Stored data

# # #

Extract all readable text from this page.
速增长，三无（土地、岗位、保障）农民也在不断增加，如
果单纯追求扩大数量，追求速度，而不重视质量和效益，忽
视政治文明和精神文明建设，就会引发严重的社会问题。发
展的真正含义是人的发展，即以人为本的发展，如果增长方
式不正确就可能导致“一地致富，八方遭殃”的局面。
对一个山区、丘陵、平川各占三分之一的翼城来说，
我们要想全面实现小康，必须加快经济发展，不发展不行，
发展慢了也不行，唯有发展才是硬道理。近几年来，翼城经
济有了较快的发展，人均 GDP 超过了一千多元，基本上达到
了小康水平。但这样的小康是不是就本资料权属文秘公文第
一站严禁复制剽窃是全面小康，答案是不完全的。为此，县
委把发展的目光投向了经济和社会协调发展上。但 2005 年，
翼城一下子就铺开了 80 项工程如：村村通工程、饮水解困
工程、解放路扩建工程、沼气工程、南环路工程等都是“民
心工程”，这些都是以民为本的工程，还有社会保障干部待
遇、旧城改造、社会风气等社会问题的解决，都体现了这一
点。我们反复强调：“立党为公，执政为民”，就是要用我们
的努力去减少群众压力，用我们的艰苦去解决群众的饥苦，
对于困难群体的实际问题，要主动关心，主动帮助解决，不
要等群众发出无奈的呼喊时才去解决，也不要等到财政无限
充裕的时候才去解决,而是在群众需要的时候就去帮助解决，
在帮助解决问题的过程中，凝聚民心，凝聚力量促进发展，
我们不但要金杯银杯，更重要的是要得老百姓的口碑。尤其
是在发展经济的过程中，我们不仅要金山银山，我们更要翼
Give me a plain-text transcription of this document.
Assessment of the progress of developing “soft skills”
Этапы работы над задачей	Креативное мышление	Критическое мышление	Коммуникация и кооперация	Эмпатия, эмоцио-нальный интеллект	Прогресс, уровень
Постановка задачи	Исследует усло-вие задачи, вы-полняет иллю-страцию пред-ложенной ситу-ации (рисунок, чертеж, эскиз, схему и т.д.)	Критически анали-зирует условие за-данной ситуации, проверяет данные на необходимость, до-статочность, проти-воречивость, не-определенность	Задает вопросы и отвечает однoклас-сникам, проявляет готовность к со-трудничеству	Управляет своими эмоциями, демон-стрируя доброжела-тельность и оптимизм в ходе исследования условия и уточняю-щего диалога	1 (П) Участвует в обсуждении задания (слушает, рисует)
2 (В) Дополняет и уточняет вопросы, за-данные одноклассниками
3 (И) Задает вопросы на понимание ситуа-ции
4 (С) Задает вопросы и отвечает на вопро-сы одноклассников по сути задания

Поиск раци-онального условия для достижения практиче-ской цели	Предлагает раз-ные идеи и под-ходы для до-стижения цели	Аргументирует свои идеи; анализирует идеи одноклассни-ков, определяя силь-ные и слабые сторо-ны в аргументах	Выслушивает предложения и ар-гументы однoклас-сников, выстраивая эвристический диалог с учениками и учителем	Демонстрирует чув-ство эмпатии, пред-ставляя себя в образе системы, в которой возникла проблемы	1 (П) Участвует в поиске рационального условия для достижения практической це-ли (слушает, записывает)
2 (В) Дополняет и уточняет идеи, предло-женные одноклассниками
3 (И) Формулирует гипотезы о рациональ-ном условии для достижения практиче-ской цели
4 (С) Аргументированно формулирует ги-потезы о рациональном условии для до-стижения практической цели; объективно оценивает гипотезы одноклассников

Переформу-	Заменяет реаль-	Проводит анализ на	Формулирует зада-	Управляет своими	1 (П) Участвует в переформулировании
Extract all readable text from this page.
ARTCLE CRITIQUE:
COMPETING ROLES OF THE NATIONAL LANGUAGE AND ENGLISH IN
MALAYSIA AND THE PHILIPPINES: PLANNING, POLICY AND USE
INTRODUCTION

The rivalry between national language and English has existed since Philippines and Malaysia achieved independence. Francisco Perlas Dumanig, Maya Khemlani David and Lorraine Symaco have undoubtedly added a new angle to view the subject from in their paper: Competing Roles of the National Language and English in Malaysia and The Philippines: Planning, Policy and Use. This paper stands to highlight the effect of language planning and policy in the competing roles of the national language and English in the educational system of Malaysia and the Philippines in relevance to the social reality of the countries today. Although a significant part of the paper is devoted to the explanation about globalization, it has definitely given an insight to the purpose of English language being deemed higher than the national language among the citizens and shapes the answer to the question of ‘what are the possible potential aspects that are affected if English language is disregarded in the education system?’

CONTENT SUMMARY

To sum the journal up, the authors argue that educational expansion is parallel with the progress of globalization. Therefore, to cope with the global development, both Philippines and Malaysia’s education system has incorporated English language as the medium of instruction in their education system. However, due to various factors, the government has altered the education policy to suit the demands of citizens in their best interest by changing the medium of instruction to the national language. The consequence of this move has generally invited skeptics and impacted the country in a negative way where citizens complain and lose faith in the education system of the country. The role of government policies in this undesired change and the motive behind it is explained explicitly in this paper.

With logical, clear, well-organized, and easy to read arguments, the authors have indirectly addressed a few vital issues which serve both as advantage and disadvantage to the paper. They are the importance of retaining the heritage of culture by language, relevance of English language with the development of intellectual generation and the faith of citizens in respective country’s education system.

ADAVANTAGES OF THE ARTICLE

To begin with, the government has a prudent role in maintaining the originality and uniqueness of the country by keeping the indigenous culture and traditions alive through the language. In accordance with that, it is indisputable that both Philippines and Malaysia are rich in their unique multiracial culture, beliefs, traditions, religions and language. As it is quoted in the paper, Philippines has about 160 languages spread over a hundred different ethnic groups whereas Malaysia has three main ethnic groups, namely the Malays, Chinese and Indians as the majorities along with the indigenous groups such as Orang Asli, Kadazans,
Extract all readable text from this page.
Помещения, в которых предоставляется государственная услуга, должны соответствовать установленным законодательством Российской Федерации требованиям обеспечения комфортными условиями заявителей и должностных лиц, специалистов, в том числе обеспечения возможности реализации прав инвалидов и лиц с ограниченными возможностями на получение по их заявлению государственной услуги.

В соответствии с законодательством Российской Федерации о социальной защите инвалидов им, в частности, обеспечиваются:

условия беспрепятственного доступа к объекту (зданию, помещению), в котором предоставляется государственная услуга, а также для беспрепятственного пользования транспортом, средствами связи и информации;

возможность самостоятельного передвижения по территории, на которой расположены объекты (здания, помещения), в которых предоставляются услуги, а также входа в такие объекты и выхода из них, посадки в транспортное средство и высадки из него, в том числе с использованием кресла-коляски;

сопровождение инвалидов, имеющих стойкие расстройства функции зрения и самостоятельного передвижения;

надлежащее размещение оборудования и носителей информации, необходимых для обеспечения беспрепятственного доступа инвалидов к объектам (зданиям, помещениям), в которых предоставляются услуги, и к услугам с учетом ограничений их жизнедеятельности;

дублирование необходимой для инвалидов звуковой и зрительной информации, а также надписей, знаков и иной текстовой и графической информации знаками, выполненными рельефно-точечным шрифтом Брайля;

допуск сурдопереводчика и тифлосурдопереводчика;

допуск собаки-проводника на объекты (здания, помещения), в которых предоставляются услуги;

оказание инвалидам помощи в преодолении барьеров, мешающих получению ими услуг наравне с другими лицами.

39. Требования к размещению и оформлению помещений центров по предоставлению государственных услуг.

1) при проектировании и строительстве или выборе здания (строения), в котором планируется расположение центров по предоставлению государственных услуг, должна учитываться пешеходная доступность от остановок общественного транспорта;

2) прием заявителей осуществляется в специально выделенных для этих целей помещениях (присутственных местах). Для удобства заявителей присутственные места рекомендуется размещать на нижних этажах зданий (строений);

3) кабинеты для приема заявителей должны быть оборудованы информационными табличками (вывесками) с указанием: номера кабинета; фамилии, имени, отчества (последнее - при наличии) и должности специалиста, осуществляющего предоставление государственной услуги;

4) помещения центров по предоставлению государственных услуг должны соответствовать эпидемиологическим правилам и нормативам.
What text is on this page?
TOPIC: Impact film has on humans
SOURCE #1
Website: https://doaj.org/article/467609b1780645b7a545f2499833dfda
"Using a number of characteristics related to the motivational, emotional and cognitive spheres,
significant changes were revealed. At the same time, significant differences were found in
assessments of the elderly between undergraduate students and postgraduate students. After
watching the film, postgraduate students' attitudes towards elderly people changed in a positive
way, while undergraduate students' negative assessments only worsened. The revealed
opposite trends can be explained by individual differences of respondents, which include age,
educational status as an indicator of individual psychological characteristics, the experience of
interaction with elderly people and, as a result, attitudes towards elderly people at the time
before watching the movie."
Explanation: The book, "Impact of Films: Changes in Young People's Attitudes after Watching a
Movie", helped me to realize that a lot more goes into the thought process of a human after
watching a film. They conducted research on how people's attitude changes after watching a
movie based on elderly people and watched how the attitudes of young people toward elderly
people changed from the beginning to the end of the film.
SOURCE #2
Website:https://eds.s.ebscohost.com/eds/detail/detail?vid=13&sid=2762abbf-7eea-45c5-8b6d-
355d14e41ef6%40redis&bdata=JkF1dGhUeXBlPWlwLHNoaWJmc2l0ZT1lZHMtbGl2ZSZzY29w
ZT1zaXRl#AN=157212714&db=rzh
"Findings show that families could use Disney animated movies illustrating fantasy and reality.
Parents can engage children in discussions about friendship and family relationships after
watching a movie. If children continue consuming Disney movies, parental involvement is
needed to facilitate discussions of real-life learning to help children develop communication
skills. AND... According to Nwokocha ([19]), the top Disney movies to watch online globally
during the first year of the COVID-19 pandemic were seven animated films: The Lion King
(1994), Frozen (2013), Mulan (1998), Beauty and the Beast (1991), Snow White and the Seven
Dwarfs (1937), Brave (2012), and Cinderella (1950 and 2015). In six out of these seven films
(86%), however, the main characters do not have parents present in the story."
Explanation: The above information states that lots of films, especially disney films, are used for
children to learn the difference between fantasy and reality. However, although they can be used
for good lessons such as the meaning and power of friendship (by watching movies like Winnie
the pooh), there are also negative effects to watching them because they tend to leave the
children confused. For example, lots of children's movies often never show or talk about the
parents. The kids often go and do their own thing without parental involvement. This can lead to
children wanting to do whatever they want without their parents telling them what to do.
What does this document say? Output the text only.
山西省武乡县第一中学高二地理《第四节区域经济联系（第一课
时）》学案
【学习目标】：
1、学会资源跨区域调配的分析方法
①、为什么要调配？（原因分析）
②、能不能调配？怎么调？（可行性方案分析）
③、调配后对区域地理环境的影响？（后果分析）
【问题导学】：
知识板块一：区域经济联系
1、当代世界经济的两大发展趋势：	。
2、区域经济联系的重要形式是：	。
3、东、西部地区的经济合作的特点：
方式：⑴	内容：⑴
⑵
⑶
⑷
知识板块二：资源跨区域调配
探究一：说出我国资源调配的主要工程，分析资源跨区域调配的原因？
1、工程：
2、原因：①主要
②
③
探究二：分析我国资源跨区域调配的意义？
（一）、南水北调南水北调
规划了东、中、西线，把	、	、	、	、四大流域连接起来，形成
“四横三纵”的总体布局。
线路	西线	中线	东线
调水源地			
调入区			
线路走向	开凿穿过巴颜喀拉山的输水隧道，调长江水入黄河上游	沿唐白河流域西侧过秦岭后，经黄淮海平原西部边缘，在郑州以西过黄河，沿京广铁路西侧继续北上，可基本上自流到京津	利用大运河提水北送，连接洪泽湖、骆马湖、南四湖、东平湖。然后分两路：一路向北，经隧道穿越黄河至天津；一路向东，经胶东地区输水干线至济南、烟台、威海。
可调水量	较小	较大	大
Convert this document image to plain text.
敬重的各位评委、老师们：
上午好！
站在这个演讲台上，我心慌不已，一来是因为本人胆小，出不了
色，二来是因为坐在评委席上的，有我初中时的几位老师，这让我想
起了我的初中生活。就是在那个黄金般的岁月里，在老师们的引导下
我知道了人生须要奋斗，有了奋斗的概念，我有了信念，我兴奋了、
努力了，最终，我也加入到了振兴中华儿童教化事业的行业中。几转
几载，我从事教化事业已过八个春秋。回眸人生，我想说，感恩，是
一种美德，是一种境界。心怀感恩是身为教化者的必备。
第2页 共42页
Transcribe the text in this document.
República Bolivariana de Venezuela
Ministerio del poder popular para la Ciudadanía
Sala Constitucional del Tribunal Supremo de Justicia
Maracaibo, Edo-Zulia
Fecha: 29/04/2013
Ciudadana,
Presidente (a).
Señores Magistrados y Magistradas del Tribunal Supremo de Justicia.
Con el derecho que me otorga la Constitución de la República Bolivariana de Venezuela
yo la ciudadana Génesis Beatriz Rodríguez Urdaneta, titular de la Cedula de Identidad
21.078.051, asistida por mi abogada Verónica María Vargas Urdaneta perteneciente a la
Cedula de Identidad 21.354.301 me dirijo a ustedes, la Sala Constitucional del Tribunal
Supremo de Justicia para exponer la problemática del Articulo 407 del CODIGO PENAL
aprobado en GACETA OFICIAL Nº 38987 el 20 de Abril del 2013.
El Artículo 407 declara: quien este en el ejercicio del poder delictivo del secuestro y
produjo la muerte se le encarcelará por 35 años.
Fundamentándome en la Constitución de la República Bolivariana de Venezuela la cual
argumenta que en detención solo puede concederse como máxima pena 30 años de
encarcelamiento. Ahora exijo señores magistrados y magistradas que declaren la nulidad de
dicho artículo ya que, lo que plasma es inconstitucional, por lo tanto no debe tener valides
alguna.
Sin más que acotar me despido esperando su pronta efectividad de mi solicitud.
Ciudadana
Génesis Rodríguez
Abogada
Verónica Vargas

# # #

■ **WHAT NEEDS TO BE DONE**: Copy every line of the entries above in which "were" occurs.

■ **SOLUTION TO THIS TASK**:
significant changes were revealed. At the same time, significant differences were found in
during the first year of the COVID-19 pandemic were seven animated films: The Lion King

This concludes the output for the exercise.